======== RECORDS FOR PROCESSING
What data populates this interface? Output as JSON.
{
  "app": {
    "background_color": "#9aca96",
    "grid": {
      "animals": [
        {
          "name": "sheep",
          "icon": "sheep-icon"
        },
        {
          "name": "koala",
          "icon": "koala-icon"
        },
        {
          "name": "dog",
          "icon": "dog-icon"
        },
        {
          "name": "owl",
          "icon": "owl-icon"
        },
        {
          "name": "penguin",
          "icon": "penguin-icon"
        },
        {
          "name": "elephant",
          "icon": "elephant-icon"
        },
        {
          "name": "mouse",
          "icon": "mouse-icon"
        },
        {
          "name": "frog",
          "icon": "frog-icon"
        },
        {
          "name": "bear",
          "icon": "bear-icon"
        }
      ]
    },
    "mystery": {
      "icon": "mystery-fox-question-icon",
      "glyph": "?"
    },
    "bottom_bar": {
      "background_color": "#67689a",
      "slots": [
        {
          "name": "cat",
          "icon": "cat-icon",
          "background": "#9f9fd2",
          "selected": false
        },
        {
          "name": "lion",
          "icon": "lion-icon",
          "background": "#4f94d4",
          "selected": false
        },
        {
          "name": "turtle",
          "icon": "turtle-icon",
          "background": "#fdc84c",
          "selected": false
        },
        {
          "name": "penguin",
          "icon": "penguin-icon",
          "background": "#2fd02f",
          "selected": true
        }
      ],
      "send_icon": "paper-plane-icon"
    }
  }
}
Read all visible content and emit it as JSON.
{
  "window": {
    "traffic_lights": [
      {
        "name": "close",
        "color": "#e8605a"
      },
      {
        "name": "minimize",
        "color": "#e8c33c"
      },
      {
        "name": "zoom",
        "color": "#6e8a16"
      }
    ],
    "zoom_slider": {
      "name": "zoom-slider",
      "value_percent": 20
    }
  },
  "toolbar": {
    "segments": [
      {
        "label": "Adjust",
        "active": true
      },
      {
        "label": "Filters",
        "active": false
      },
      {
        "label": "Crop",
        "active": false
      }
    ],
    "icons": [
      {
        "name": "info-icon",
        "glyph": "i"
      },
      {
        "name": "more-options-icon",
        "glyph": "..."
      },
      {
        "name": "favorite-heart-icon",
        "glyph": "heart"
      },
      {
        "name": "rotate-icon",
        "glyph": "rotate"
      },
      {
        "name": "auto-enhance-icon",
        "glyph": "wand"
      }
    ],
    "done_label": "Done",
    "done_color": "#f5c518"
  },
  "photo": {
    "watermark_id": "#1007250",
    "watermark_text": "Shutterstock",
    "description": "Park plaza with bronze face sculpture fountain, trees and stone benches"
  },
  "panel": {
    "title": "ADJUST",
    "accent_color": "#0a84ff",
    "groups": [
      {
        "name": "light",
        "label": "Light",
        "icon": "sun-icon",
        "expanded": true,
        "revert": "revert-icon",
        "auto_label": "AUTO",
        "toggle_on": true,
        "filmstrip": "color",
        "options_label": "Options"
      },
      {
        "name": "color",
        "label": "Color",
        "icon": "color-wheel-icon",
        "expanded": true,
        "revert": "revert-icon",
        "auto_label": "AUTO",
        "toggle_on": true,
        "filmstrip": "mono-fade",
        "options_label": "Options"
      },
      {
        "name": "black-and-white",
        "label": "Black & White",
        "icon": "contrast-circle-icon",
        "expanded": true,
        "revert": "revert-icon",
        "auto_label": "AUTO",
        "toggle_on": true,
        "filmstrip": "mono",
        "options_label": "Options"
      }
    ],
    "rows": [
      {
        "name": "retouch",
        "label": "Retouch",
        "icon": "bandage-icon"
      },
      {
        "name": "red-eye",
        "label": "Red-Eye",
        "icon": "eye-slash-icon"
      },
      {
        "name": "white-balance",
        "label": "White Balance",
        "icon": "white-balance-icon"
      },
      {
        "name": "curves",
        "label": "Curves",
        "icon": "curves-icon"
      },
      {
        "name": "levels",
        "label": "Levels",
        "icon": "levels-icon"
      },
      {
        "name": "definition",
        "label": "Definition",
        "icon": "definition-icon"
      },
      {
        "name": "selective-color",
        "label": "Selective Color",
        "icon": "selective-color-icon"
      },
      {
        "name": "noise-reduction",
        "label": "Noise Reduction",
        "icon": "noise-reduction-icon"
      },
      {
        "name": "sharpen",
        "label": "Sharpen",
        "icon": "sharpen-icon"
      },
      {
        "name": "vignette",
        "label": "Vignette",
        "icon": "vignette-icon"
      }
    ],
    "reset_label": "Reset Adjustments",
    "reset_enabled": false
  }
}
================
WHAT YOU HAVE TO DO:
Write out all the lines again, exactly as they are.

EXERCISE ANSWER:
What data populates this interface? Output as JSON.
{
  "app": {
    "background_color": "#9aca96",
    "grid": {
      "animals": [
        {
          "name": "sheep",
          "icon": "sheep-icon"
        },
        {
          "name": "koala",
          "icon": "koala-icon"
        },
        {
          "name": "dog",
          "icon": "dog-icon"
        },
        {
          "name": "owl",
          "icon": "owl-icon"
        },
        {
          "name": "penguin",
          "icon": "penguin-icon"
        },
        {
          "name": "elephant",
          "icon": "elephant-icon"
        },
        {
          "name": "mouse",
          "icon": "mouse-icon"
        },
        {
          "name": "frog",
          "icon": "frog-icon"
        },
        {
          "name": "bear",
          "icon": "bear-icon"
        }
      ]
    },
    "mystery": {
      "icon": "mystery-fox-question-icon",
      "glyph": "?"
    },
    "bottom_bar": {
      "background_color": "#67689a",
      "slots": [
        {
          "name": "cat",
          "icon": "cat-icon",
          "background": "#9f9fd2",
          "selected": false
        },
        {
          "name": "lion",
          "icon": "lion-icon",
          "background": "#4f94d4",
          "selected": false
        },
        {
          "name": "turtle",
          "icon": "turtle-icon",
          "background": "#fdc84c",
          "selected": false
        },
        {
          "name": "penguin",
          "icon": "penguin-icon",
          "background": "#2fd02f",
          "selected": true
        }
      ],
      "send_icon": "paper-plane-icon"
    }
  }
}
Read all visible content and emit it as JSON.
{
  "window": {
    "traffic_lights": [
      {
        "name": "close",
        "color": "#e8605a"
      },
      {
        "name": "minimize",
        "color": "#e8c33c"
      },
      {
        "name": "zoom",
        "color": "#6e8a16"
      }
    ],
    "zoom_slider": {
      "name": "zoom-slider",
      "value_percent": 20
    }
  },
  "toolbar": {
    "segments": [
      {
        "label": "Adjust",
        "active": true
      },
      {
        "label": "Filters",
        "active": false
      },
      {
        "label": "Crop",
        "active": false
      }
    ],
    "icons": [
      {
        "name": "info-icon",
        "glyph": "i"
      },
      {
        "name": "more-options-icon",
        "glyph": "..."
      },
      {
        "name": "favorite-heart-icon",
        "glyph": "heart"
      },
      {
        "name": "rotate-icon",
        "glyph": "rotate"
      },
      {
        "name": "auto-enhance-icon",
        "glyph": "wand"
      }
    ],
    "done_label": "Done",
    "done_color": "#f5c518"
  },
  "photo": {
    "watermark_id": "#1007250",
    "watermark_text": "Shutterstock",
    "description": "Park plaza with bronze face sculpture fountain, trees and stone benches"
  },
  "panel": {
    "title": "ADJUST",
    "accent_color": "#0a84ff",
    "groups": [
      {
        "name": "light",
        "label": "Light",
        "icon": "sun-icon",
        "expanded": true,
        "revert": "revert-icon",
        "auto_label": "AUTO",
        "toggle_on": true,
        "filmstrip": "color",
        "options_label": "Options"
      },
      {
        "name": "color",
        "label": "Color",
        "icon": "color-wheel-icon",
        "expanded": true,
        "revert": "revert-icon",
        "auto_label": "AUTO",
        "toggle_on": true,
        "filmstrip": "mono-fade",
        "options_label": "Options"
      },
      {
        "name": "black-and-white",
        "label": "Black & White",
        "icon": "contrast-circle-icon",
        "expanded": true,
        "revert": "revert-icon",
        "auto_label": "AUTO",
        "toggle_on": true,
        "filmstrip": "mono",
        "options_label": "Options"
      }
    ],
    "rows": [
      {
        "name": "retouch",
        "label": "Retouch",
        "icon": "bandage-icon"
      },
      {
        "name": "red-eye",
        "label": "Red-Eye",
        "icon": "eye-slash-icon"
      },
      {
        "name": "white-balance",
        "label": "White Balance",
        "icon": "white-balance-icon"
      },
      {
        "name": "curves",
        "label": "Curves",
        "icon": "curves-icon"
      },
      {
        "name": "levels",
        "label": "Levels",
        "icon": "levels-icon"
      },
      {
        "name": "definition",
        "label": "Definition",
        "icon": "definition-icon"
      },
      {
        "name": "selective-color",
        "label": "Selective Color",
        "icon": "selective-color-icon"
      },
      {
        "name": "noise-reduction",
        "label": "Noise Reduction",
        "icon": "noise-reduction-icon"
      },
      {
        "name": "sharpen",
        "label": "Sharpen",
        "icon": "sharpen-icon"
      },
      {
        "name": "vignette",
        "label": "Vignette",
        "icon": "vignette-icon"
      }
    ],
    "reset_label": "Reset Adjustments",
    "reset_enabled": false
  }
}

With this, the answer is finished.